(A run of records)
[START]
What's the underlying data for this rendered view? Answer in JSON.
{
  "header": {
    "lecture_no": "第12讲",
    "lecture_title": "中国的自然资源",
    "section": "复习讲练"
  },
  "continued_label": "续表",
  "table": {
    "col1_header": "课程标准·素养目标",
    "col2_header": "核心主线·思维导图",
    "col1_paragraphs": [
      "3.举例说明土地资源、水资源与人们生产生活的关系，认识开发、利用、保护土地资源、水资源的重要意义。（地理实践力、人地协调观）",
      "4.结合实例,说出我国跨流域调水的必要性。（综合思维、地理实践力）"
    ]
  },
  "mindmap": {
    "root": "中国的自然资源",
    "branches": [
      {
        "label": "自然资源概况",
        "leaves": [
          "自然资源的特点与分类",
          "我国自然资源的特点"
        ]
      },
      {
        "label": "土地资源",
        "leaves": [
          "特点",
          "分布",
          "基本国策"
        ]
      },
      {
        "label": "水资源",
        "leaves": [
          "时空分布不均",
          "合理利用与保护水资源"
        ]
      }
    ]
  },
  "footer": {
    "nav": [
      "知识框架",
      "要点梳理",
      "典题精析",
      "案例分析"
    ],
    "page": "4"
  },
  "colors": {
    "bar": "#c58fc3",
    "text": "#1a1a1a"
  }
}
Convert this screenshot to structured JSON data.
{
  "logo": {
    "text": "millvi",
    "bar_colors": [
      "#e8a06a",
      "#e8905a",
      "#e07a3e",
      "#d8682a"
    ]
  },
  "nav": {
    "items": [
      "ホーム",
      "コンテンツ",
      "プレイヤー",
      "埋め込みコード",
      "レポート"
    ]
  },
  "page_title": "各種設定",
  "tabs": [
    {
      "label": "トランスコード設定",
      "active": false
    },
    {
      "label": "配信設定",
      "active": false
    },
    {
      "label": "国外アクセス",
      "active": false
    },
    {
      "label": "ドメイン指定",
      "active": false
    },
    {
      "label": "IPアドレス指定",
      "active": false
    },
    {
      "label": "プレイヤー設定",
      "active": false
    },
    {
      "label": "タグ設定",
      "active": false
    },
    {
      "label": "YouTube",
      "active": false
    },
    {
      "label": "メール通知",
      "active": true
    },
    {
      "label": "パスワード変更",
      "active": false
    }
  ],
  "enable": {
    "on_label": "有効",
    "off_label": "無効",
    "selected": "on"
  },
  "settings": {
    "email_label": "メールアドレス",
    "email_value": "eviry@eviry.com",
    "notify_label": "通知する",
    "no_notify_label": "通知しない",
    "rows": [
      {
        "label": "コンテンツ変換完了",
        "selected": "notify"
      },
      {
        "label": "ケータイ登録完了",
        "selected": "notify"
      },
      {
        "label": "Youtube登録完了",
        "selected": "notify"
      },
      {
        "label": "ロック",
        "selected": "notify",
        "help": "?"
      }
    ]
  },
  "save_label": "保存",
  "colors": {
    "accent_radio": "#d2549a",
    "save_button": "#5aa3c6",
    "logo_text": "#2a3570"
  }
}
[END]
REQUIRED WORK: Nothing should be left out: repeat all of the data exactly.

RESPONSE TO THIS EXERCISE:
What's the underlying data for this rendered view? Answer in JSON.
{
  "header": {
    "lecture_no": "第12讲",
    "lecture_title": "中国的自然资源",
    "section": "复习讲练"
  },
  "continued_label": "续表",
  "table": {
    "col1_header": "课程标准·素养目标",
    "col2_header": "核心主线·思维导图",
    "col1_paragraphs": [
      "3.举例说明土地资源、水资源与人们生产生活的关系，认识开发、利用、保护土地资源、水资源的重要意义。（地理实践力、人地协调观）",
      "4.结合实例,说出我国跨流域调水的必要性。（综合思维、地理实践力）"
    ]
  },
  "mindmap": {
    "root": "中国的自然资源",
    "branches": [
      {
        "label": "自然资源概况",
        "leaves": [
          "自然资源的特点与分类",
          "我国自然资源的特点"
        ]
      },
      {
        "label": "土地资源",
        "leaves": [
          "特点",
          "分布",
          "基本国策"
        ]
      },
      {
        "label": "水资源",
        "leaves": [
          "时空分布不均",
          "合理利用与保护水资源"
        ]
      }
    ]
  },
  "footer": {
    "nav": [
      "知识框架",
      "要点梳理",
      "典题精析",
      "案例分析"
    ],
    "page": "4"
  },
  "colors": {
    "bar": "#c58fc3",
    "text": "#1a1a1a"
  }
}
Convert this screenshot to structured JSON data.
{
  "logo": {
    "text": "millvi",
    "bar_colors": [
      "#e8a06a",
      "#e8905a",
      "#e07a3e",
      "#d8682a"
    ]
  },
  "nav": {
    "items": [
      "ホーム",
      "コンテンツ",
      "プレイヤー",
      "埋め込みコード",
      "レポート"
    ]
  },
  "page_title": "各種設定",
  "tabs": [
    {
      "label": "トランスコード設定",
      "active": false
    },
    {
      "label": "配信設定",
      "active": false
    },
    {
      "label": "国外アクセス",
      "active": false
    },
    {
      "label": "ドメイン指定",
      "active": false
    },
    {
      "label": "IPアドレス指定",
      "active": false
    },
    {
      "label": "プレイヤー設定",
      "active": false
    },
    {
      "label": "タグ設定",
      "active": false
    },
    {
      "label": "YouTube",
      "active": false
    },
    {
      "label": "メール通知",
      "active": true
    },
    {
      "label": "パスワード変更",
      "active": false
    }
  ],
  "enable": {
    "on_label": "有効",
    "off_label": "無効",
    "selected": "on"
  },
  "settings": {
    "email_label": "メールアドレス",
    "email_value": "eviry@eviry.com",
    "notify_label": "通知する",
    "no_notify_label": "通知しない",
    "rows": [
      {
        "label": "コンテンツ変換完了",
        "selected": "notify"
      },
      {
        "label": "ケータイ登録完了",
        "selected": "notify"
      },
      {
        "label": "Youtube登録完了",
        "selected": "notify"
      },
      {
        "label": "ロック",
        "selected": "notify",
        "help": "?"
      }
    ]
  },
  "save_label": "保存",
  "colors": {
    "accent_radio": "#d2549a",
    "save_button": "#5aa3c6",
    "logo_text": "#2a3570"
  }
}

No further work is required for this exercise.